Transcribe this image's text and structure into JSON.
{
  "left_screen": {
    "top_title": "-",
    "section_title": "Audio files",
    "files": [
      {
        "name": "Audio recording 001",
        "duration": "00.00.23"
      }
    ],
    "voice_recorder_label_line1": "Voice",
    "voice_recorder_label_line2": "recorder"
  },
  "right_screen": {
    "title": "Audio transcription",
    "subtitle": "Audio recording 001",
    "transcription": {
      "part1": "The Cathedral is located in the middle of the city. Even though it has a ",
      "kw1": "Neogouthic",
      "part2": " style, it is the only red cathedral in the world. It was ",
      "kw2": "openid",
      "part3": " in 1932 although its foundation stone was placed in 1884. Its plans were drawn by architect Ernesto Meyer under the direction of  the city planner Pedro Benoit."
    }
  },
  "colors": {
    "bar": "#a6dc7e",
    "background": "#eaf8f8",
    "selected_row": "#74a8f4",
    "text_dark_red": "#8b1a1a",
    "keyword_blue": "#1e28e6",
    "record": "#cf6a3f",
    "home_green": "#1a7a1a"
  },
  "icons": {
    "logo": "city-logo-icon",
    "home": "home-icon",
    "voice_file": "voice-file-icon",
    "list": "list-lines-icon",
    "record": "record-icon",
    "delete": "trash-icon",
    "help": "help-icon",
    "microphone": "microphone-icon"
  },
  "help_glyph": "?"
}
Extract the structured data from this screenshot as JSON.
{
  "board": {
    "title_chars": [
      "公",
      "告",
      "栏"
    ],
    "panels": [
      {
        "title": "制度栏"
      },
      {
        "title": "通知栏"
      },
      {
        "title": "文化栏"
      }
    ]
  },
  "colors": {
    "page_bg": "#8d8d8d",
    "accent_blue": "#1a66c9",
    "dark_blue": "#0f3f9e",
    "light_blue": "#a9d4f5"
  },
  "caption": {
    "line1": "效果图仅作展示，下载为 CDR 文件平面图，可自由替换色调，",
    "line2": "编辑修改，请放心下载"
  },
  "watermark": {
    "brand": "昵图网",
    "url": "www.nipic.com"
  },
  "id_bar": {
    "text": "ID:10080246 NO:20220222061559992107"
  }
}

————

▸ Set task
Retype the entries one by one, exactly.

▸ The solution
Transcribe this image's text and structure into JSON.
{
  "left_screen": {
    "top_title": "-",
    "section_title": "Audio files",
    "files": [
      {
        "name": "Audio recording 001",
        "duration": "00.00.23"
      }
    ],
    "voice_recorder_label_line1": "Voice",
    "voice_recorder_label_line2": "recorder"
  },
  "right_screen": {
    "title": "Audio transcription",
    "subtitle": "Audio recording 001",
    "transcription": {
      "part1": "The Cathedral is located in the middle of the city. Even though it has a ",
      "kw1": "Neogouthic",
      "part2": " style, it is the only red cathedral in the world. It was ",
      "kw2": "openid",
      "part3": " in 1932 although its foundation stone was placed in 1884. Its plans were drawn by architect Ernesto Meyer under the direction of  the city planner Pedro Benoit."
    }
  },
  "colors": {
    "bar": "#a6dc7e",
    "background": "#eaf8f8",
    "selected_row": "#74a8f4",
    "text_dark_red": "#8b1a1a",
    "keyword_blue": "#1e28e6",
    "record": "#cf6a3f",
    "home_green": "#1a7a1a"
  },
  "icons": {
    "logo": "city-logo-icon",
    "home": "home-icon",
    "voice_file": "voice-file-icon",
    "list": "list-lines-icon",
    "record": "record-icon",
    "delete": "trash-icon",
    "help": "help-icon",
    "microphone": "microphone-icon"
  },
  "help_glyph": "?"
}
Extract the structured data from this screenshot as JSON.
{
  "board": {
    "title_chars": [
      "公",
      "告",
      "栏"
    ],
    "panels": [
      {
        "title": "制度栏"
      },
      {
        "title": "通知栏"
      },
      {
        "title": "文化栏"
      }
    ]
  },
  "colors": {
    "page_bg": "#8d8d8d",
    "accent_blue": "#1a66c9",
    "dark_blue": "#0f3f9e",
    "light_blue": "#a9d4f5"
  },
  "caption": {
    "line1": "效果图仅作展示，下载为 CDR 文件平面图，可自由替换色调，",
    "line2": "编辑修改，请放心下载"
  },
  "watermark": {
    "brand": "昵图网",
    "url": "www.nipic.com"
  },
  "id_bar": {
    "text": "ID:10080246 NO:20220222061559992107"
  }
}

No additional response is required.